• _Requirement_
Exclude the pictures and reproduce the remaining data exactly as written.

• _Stored data entries_
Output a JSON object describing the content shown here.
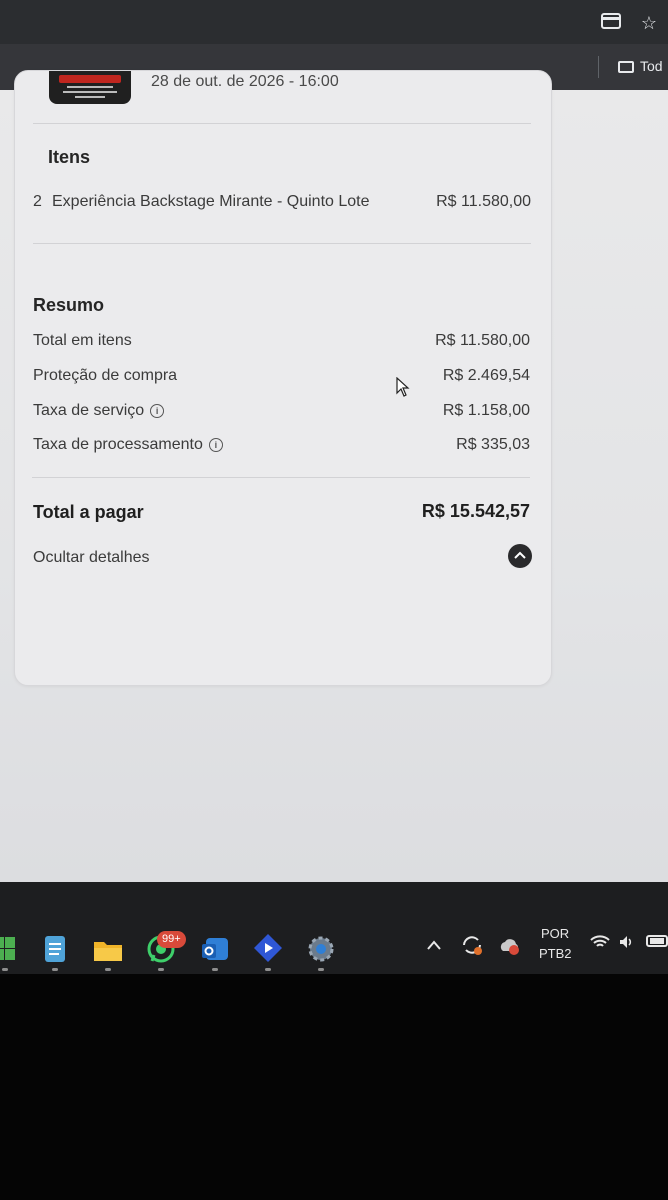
{
  "browser": {
    "bookmark_folder_label": "Tod",
    "icons": [
      "tab-search-icon",
      "star-icon",
      "folder-icon"
    ]
  },
  "event": {
    "date": "28 de out. de 2026 - 16:00"
  },
  "items_section": {
    "title": "Itens",
    "items": [
      {
        "quantity": "2",
        "name": "Experiência Backstage Mirante - Quinto Lote",
        "price": "R$ 11.580,00"
      }
    ]
  },
  "summary": {
    "title": "Resumo",
    "rows": [
      {
        "label": "Total em itens",
        "value": "R$ 11.580,00",
        "info": false
      },
      {
        "label": "Proteção de compra",
        "value": "R$ 2.469,54",
        "info": false
      },
      {
        "label": "Taxa de serviço",
        "value": "R$ 1.158,00",
        "info": true
      },
      {
        "label": "Taxa de processamento",
        "value": "R$ 335,03",
        "info": true
      }
    ],
    "total_label": "Total a pagar",
    "total_value": "R$ 15.542,57",
    "toggle_label": "Ocultar detalhes"
  },
  "taskbar": {
    "apps": [
      "start-icon",
      "notepad-icon",
      "file-explorer-icon",
      "whatsapp-icon",
      "outlook-icon",
      "media-player-icon",
      "settings-icon"
    ],
    "whatsapp_badge": "99+",
    "language_line1": "POR",
    "language_line2": "PTB2"
  },
  "colors": {
    "total_text": "#1f1f1f",
    "badge": "#d84a3a",
    "taskbar": "#1d1e20"
  }
}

• _Solution to this exercise_
Output a JSON object describing the content shown here.
{
  "browser": {
    "bookmark_folder_label": "Tod",
    "icons": [
      "tab-search-icon",
      "star-icon",
      "folder-icon"
    ]
  },
  "event": {
    "date": "28 de out. de 2026 - 16:00"
  },
  "items_section": {
    "title": "Itens",
    "items": [
      {
        "quantity": "2",
        "name": "Experiência Backstage Mirante - Quinto Lote",
        "price": "R$ 11.580,00"
      }
    ]
  },
  "summary": {
    "title": "Resumo",
    "rows": [
      {
        "label": "Total em itens",
        "value": "R$ 11.580,00",
        "info": false
      },
      {
        "label": "Proteção de compra",
        "value": "R$ 2.469,54",
        "info": false
      },
      {
        "label": "Taxa de serviço",
        "value": "R$ 1.158,00",
        "info": true
      },
      {
        "label": "Taxa de processamento",
        "value": "R$ 335,03",
        "info": true
      }
    ],
    "total_label": "Total a pagar",
    "total_value": "R$ 15.542,57",
    "toggle_label": "Ocultar detalhes"
  },
  "taskbar": {
    "apps": [
      "start-icon",
      "notepad-icon",
      "file-explorer-icon",
      "whatsapp-icon",
      "outlook-icon",
      "media-player-icon",
      "settings-icon"
    ],
    "whatsapp_badge": "99+",
    "language_line1": "POR",
    "language_line2": "PTB2"
  },
  "colors": {
    "total_text": "#1f1f1f",
    "badge": "#d84a3a",
    "taskbar": "#1d1e20"
  }
}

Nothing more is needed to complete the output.